• [PROBLEM STATEMENT]:
Scan the listing that follows and report how many lines contain "preesistenti". Write the number alone.

(Records from a data collection)
▽

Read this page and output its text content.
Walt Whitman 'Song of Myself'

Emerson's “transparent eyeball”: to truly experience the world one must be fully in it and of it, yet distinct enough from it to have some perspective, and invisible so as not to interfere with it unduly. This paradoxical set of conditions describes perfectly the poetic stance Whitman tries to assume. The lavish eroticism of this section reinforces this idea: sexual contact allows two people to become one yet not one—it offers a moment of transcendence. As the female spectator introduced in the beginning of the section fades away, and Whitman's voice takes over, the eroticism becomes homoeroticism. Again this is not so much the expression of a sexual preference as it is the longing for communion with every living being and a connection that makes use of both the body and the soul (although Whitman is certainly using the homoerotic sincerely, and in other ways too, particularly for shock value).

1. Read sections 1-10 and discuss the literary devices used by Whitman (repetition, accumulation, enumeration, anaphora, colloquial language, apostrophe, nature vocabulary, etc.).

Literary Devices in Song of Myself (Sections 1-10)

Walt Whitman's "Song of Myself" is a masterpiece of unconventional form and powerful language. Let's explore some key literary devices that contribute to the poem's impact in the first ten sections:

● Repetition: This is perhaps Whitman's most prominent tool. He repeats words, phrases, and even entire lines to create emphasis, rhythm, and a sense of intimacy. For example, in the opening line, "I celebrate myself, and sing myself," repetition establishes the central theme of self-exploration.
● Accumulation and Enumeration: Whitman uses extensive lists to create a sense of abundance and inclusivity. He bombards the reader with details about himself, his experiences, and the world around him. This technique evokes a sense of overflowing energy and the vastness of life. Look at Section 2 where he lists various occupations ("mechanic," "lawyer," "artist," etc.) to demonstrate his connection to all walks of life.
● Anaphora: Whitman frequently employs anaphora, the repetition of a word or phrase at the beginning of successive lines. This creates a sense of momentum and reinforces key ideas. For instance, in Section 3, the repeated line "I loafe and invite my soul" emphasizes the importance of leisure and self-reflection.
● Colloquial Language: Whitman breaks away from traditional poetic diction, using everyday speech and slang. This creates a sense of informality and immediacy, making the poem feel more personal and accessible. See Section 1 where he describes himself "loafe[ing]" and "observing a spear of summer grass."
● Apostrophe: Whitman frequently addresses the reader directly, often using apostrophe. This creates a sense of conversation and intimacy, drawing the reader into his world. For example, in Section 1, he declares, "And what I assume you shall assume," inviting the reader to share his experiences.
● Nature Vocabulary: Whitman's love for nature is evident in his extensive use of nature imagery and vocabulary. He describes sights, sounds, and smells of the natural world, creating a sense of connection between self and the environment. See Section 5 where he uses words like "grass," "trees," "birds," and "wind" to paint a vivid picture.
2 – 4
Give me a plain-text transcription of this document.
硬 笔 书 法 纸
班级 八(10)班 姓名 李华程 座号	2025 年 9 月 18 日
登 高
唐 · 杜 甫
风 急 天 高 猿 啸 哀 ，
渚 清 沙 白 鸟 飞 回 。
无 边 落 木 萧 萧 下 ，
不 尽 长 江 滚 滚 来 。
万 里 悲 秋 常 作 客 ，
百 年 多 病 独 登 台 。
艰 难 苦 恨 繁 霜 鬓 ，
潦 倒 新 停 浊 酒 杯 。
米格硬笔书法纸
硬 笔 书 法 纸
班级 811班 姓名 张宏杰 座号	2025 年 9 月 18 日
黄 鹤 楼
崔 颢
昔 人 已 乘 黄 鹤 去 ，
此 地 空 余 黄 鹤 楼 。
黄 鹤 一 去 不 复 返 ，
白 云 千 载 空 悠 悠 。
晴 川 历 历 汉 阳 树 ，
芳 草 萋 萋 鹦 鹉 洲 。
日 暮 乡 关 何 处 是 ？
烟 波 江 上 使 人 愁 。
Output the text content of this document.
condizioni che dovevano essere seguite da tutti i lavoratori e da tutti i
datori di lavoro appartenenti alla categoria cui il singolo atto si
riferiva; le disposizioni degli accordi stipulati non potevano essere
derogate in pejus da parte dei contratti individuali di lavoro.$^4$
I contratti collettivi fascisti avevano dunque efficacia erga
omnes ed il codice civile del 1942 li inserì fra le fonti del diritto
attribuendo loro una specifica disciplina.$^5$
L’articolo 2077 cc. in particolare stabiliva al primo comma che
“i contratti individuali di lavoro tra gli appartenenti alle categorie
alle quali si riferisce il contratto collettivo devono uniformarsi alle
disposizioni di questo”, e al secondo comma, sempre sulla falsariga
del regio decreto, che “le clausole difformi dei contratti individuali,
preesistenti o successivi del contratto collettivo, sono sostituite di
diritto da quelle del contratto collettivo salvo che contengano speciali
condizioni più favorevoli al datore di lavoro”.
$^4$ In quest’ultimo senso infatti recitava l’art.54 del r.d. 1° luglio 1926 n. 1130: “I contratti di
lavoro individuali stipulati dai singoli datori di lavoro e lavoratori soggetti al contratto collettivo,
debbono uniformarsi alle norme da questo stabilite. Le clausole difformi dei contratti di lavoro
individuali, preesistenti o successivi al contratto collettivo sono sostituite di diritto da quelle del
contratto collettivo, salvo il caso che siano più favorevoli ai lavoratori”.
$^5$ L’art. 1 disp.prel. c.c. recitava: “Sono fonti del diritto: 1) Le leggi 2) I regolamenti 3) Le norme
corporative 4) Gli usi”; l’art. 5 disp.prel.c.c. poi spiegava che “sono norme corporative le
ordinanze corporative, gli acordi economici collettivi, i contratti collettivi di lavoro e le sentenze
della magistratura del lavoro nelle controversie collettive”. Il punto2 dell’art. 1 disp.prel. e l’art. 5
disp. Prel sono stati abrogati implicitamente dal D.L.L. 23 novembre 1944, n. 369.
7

△

• [IN RESPONSE]:
2